──────── RECORDS ────────

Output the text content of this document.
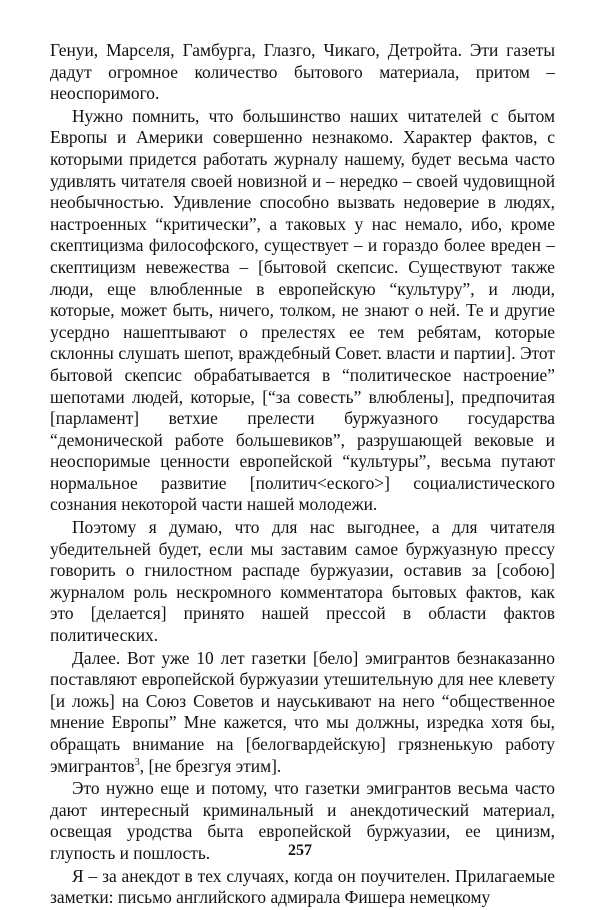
Генуи, Марселя, Гамбурга, Глазго, Чикаго, Детройта. Эти газеты дадут огромное количество бытового материала, притом – неоспоримого.

Нужно помнить, что большинство наших читателей с бытом Европы и Америки совершенно незнакомо. Характер фактов, с которыми придется работать журналу нашему, будет весьма часто удивлять читателя своей новизной и – нередко – своей чудовищной необычностью. Удивление способно вызвать недоверие в людях, настроенных “критически”, а таковых у нас немало, ибо, кроме скептицизма философского, существует – и гораздо более вреден – скептицизм невежества – [бытовой скепсис. Существуют также люди, еще влюбленные в европейскую “культуру”, и люди, которые, может быть, ничего, толком, не знают о ней. Те и другие усердно нашептывают о прелестях ее тем ребятам, которые склонны слушать шепот, враждебный Совет. власти и партии]. Этот бытовой скепсис обрабатывается в “политическое настроение” шепотами людей, которые, [“за совесть” влюблены], предпочитая [парламент] ветхие прелести буржуазного государства “демонической работе большевиков”, разрушающей вековые и неоспоримые ценности европейской “культуры”, весьма путают нормальное развитие [политич<еского>] социалистического сознания некоторой части нашей молодежи.

Поэтому я думаю, что для нас выгоднее, а для читателя убедительней будет, если мы заставим самое буржуазную прессу говорить о гнилостном распаде буржуазии, оставив за [собою] журналом роль нескромного комментатора бытовых фактов, как это [делается] принято нашей прессой в области фактов политических.

Далее. Вот уже 10 лет газетки [бело] эмигрантов безнаказанно поставляют европейской буржуазии утешительную для нее клевету [и ложь] на Союз Советов и науськивают на него “общественное мнение Европы” Мне кажется, что мы должны, изредка хотя бы, обращать внимание на [белогвардейскую] грязненькую работу эмигрантов$^3$, [не брезгуя этим].

Это нужно еще и потому, что газетки эмигрантов весьма часто дают интересный криминальный и анекдотический материал, освещая уродства быта европейской буржуазии, ее цинизм, глупость и пошлость.

Я – за анекдот в тех случаях, когда он поучителен. Прилагаемые заметки: письмо английского адмирала Фишера немецкому

257
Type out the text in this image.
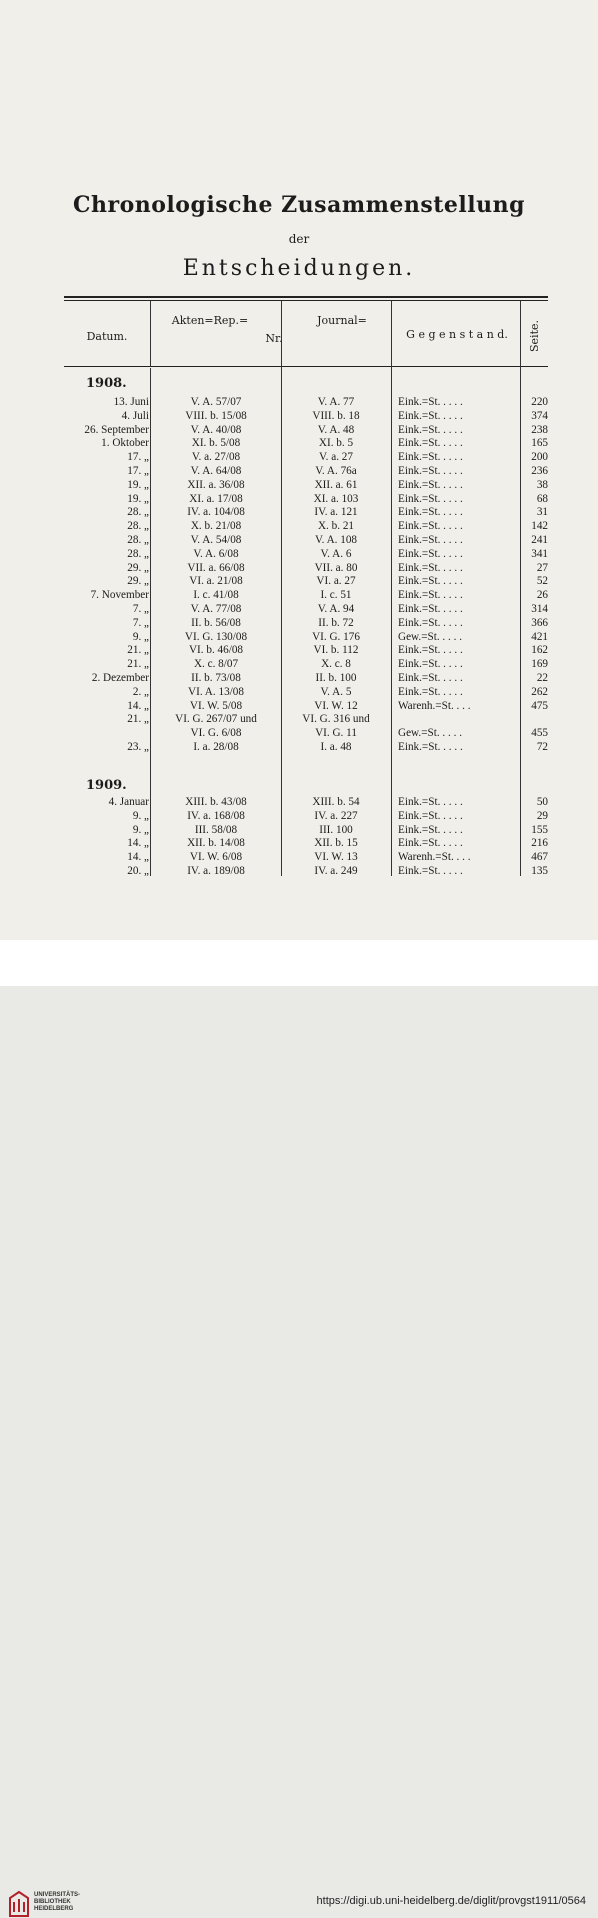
Chronologische Zusammenstellung
der
Entscheidungen.
Datum.
Akten=Rep.=	Journal=
Nr.	G e g e n s t a n d.	Seite.
1908.
13. Juni	V. A. 57/07	V. A. 77	Eink.=St. . . . .	220
4. Juli	VIII. b. 15/08	VIII. b. 18	Eink.=St. . . . .	374
26. September	V. A. 40/08	V. A. 48	Eink.=St. . . . .	238
1. Oktober	XI. b. 5/08	XI. b. 5	Eink.=St. . . . .	165
17. „	V. a. 27/08	V. a. 27	Eink.=St. . . . .	200
17. „	V. A. 64/08	V. A. 76a	Eink.=St. . . . .	236
19. „	XII. a. 36/08	XII. a. 61	Eink.=St. . . . .	38
19. „	XI. a. 17/08	XI. a. 103	Eink.=St. . . . .	68
28. „	IV. a. 104/08	IV. a. 121	Eink.=St. . . . .	31
28. „	X. b. 21/08	X. b. 21	Eink.=St. . . . .	142
28. „	V. A. 54/08	V. A. 108	Eink.=St. . . . .	241
28. „	V. A. 6/08	V. A. 6	Eink.=St. . . . .	341
29. „	VII. a. 66/08	VII. a. 80	Eink.=St. . . . .	27
29. „	VI. a. 21/08	VI. a. 27	Eink.=St. . . . .	52
7. November	I. c. 41/08	I. c. 51	Eink.=St. . . . .	26
7. „	V. A. 77/08	V. A. 94	Eink.=St. . . . .	314
7. „	II. b. 56/08	II. b. 72	Eink.=St. . . . .	366
9. „	VI. G. 130/08	VI. G. 176	Gew.=St. . . . .	421
21. „	VI. b. 46/08	VI. b. 112	Eink.=St. . . . .	162
21. „	X. c. 8/07	X. c. 8	Eink.=St. . . . .	169
2. Dezember	II. b. 73/08	II. b. 100	Eink.=St. . . . .	22
2. „	VI. A. 13/08	V. A. 5	Eink.=St. . . . .	262
14. „	VI. W. 5/08	VI. W. 12	Warenh.=St. . . .	475
21. „	VI. G. 267/07 und	VI. G. 316 und
VI. G. 6/08	VI. G. 11	Gew.=St. . . . .	455
23. „	I. a. 28/08	I. a. 48	Eink.=St. . . . .	72
1909.
4. Januar	XIII. b. 43/08	XIII. b. 54	Eink.=St. . . . .	50
9. „	IV. a. 168/08	IV. a. 227	Eink.=St. . . . .	29
9. „	III. 58/08	III. 100	Eink.=St. . . . .	155
14. „	XII. b. 14/08	XII. b. 15	Eink.=St. . . . .	216
14. „	VI. W. 6/08	VI. W. 13	Warenh.=St. . . .	467
20. „	IV. a. 189/08	IV. a. 249	Eink.=St. . . . .	135
UNIVERSITÄTS-
BIBLIOTHEK
HEIDELBERG
https://digi.ub.uni-heidelberg.de/diglit/provgst1911/0564
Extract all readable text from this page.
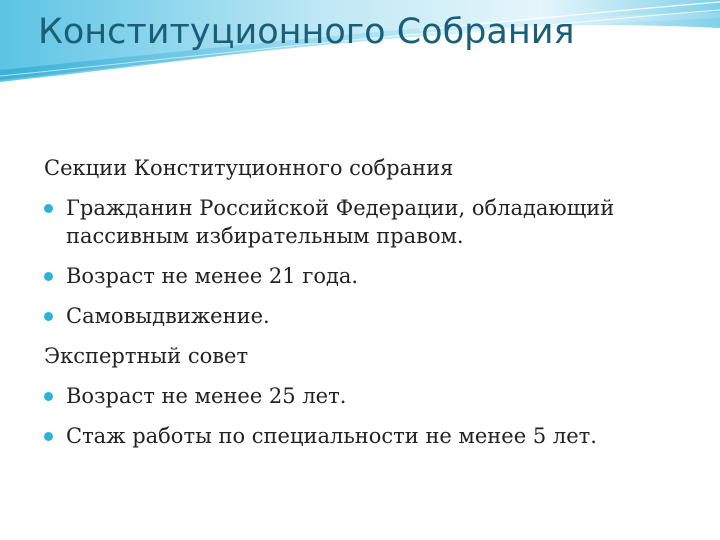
Конституционного Собрания

Секции Конституционного собрания

Гражданин Российской Федерации, обладающий пассивным избирательным правом.
Возраст не менее 21 года.
Самовыдвижение.

Экспертный совет

Возраст не менее 25 лет.
Стаж работы по специальности не менее 5 лет.
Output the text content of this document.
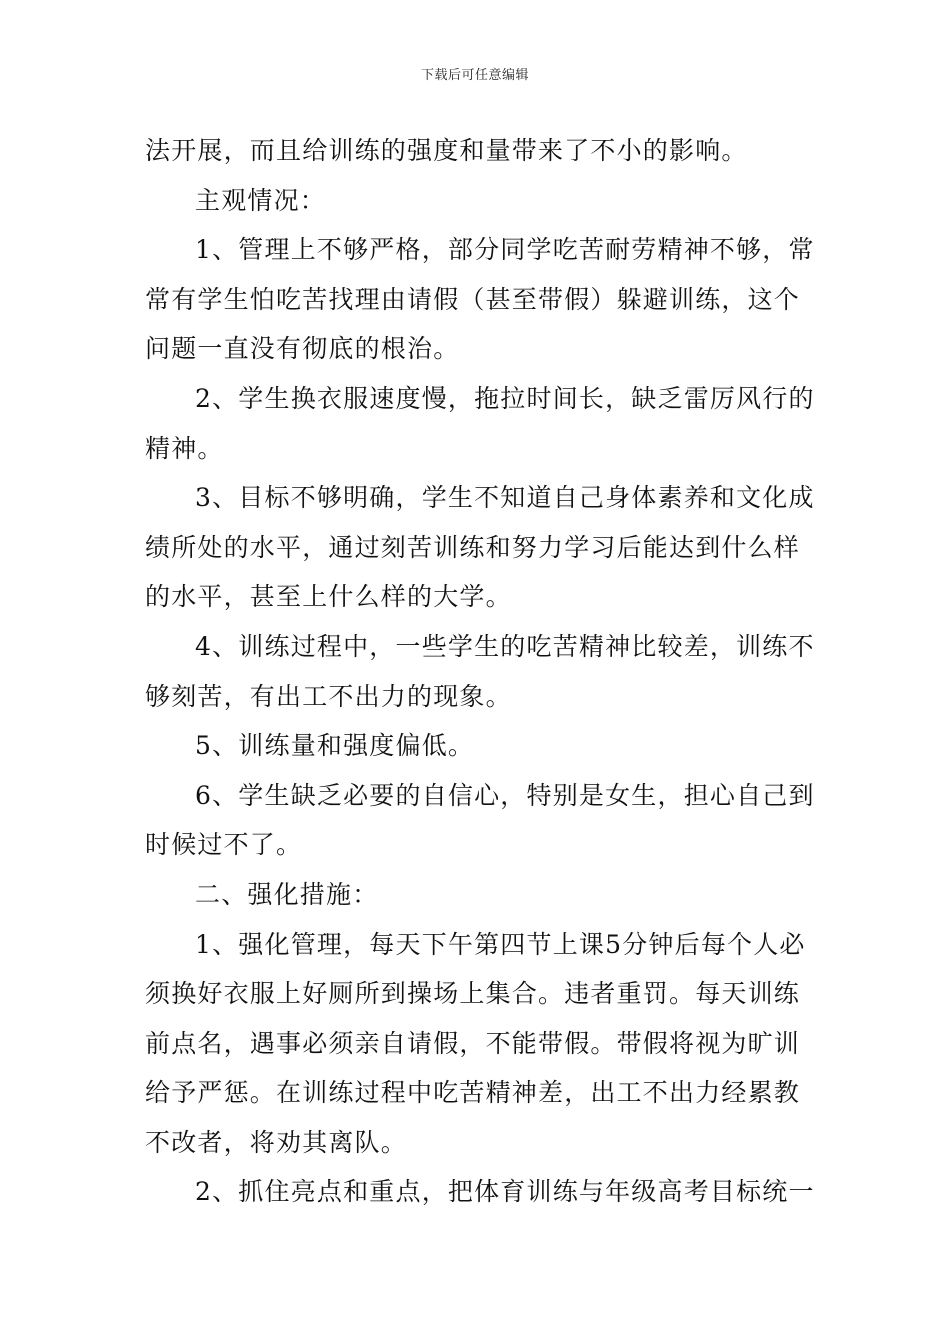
下载后可任意编辑
法开展，而且给训练的强度和量带来了不小的影响。
主观情况：
1、管理上不够严格，部分同学吃苦耐劳精神不够，常
常有学生怕吃苦找理由请假（甚至带假）躲避训练，这个
问题一直没有彻底的根治。
2、学生换衣服速度慢，拖拉时间长，缺乏雷厉风行的
精神。
3、目标不够明确，学生不知道自己身体素养和文化成
绩所处的水平，通过刻苦训练和努力学习后能达到什么样
的水平，甚至上什么样的大学。
4、训练过程中，一些学生的吃苦精神比较差，训练不
够刻苦，有出工不出力的现象。
5、训练量和强度偏低。
6、学生缺乏必要的自信心，特别是女生，担心自己到
时候过不了。
二、强化措施：
1、强化管理，每天下午第四节上课5分钟后每个人必
须换好衣服上好厕所到操场上集合。违者重罚。每天训练
前点名，遇事必须亲自请假，不能带假。带假将视为旷训
给予严惩。在训练过程中吃苦精神差，出工不出力经累教
不改者，将劝其离队。
2、抓住亮点和重点，把体育训练与年级高考目标统一
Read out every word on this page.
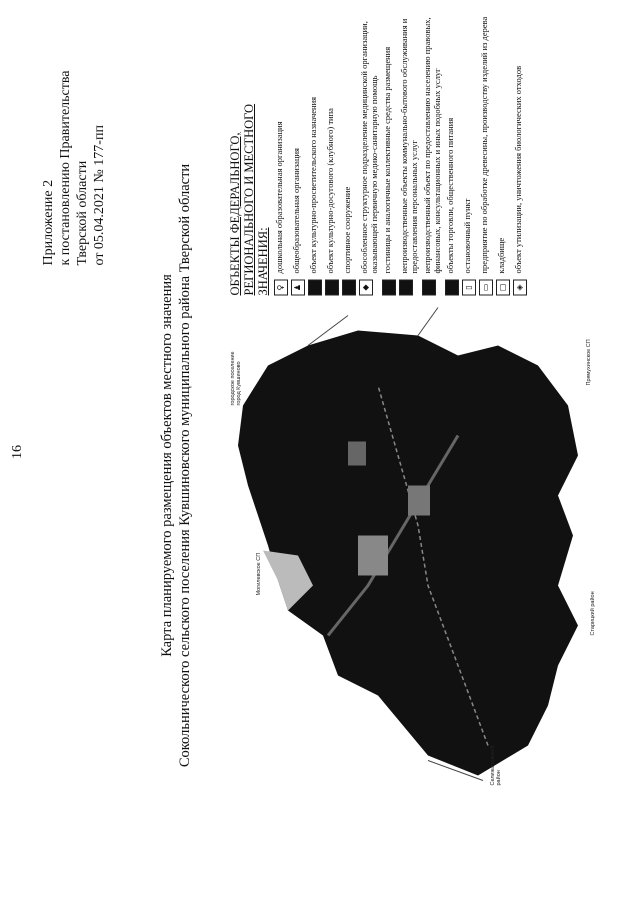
16
Приложение 2 к постановлению Правительства Тверской области от 05.04.2021 № 177-пп
Карта планируемого размещения объектов местного значения Сокольнического сельского поселения Кувшиновского муниципального района Тверской области	Могилевское СП
городское поселение город Кувшиново	Прямухинское СП
Селижаровский район
Старицкий район
ОБЪЕКТЫ ФЕДЕРАЛЬНОГО, РЕГИОНАЛЬНОГО И МЕСТНОГО ЗНАЧЕНИЯ: ♀
дошкольная образовательная организация
♟
общеобразовательная организация объект культурно-просветительского назначения объект культурно-досугового (клубного) типа спортивное сооружение
◆
обособленное структурное подразделение медицинской организации, оказывающей первичную медико-санитарную помощь гостиницы и аналогичные коллективные средства размещения непроизводственные объекты коммунально-бытового обслуживания и предоставления персональных услуг непроизводственный объект по предоставлению населению правовых, финансовых, консультационных и иных подобных услуг объекты торговли, общественного питания
▯
остановочный пункт
▭
предприятие по обработке древесины, производству изделий из дерева
▢
кладбище
◈
объект утилизации, уничтожения биологических отходов
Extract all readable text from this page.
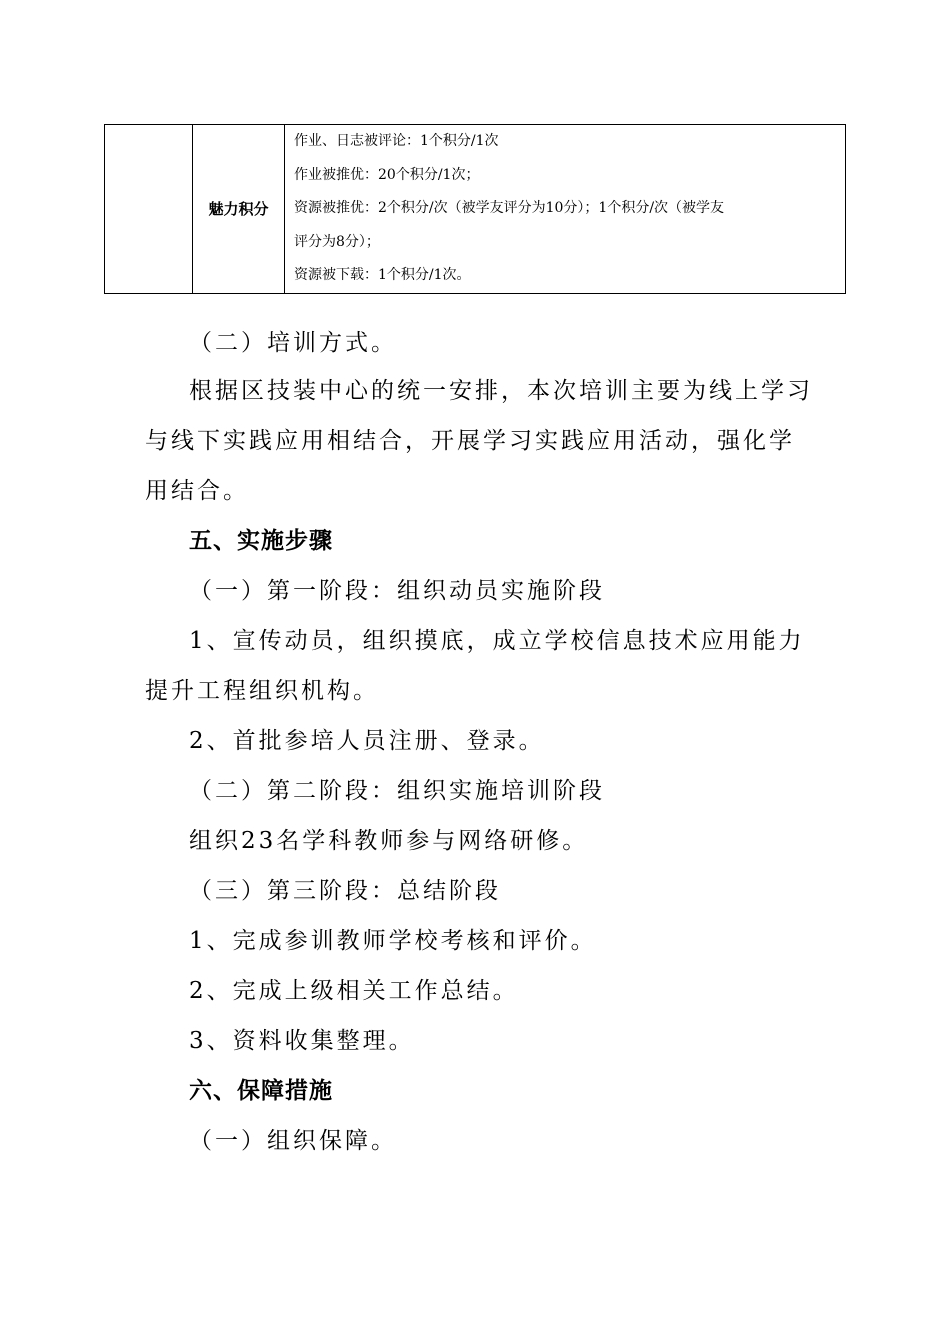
	魅力积分	
作业、日志被评论：1个积分/1次
作业被推优：20个积分/1次；
资源被推优：2个积分/次（被学友评分为10分）；1个积分/次（被学友
评分为8分）；
资源被下载：1个积分/1次。
（二）培训方式。
根据区技装中心的统一安排，本次培训主要为线上学习
与线下实践应用相结合，开展学习实践应用活动，强化学
用结合。
五、实施步骤
（一）第一阶段：组织动员实施阶段
1、宣传动员，组织摸底，成立学校信息技术应用能力
提升工程组织机构。
2、首批参培人员注册、登录。
（二）第二阶段：组织实施培训阶段
组织23名学科教师参与网络研修。
（三）第三阶段：总结阶段
1、完成参训教师学校考核和评价。
2、完成上级相关工作总结。
3、资料收集整理。
六、保障措施
（一）组织保障。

────────

Which lines in the listing above hold the word "Конституционного"? Show each of them.

Конституционного Собрания
Секции Конституционного собрания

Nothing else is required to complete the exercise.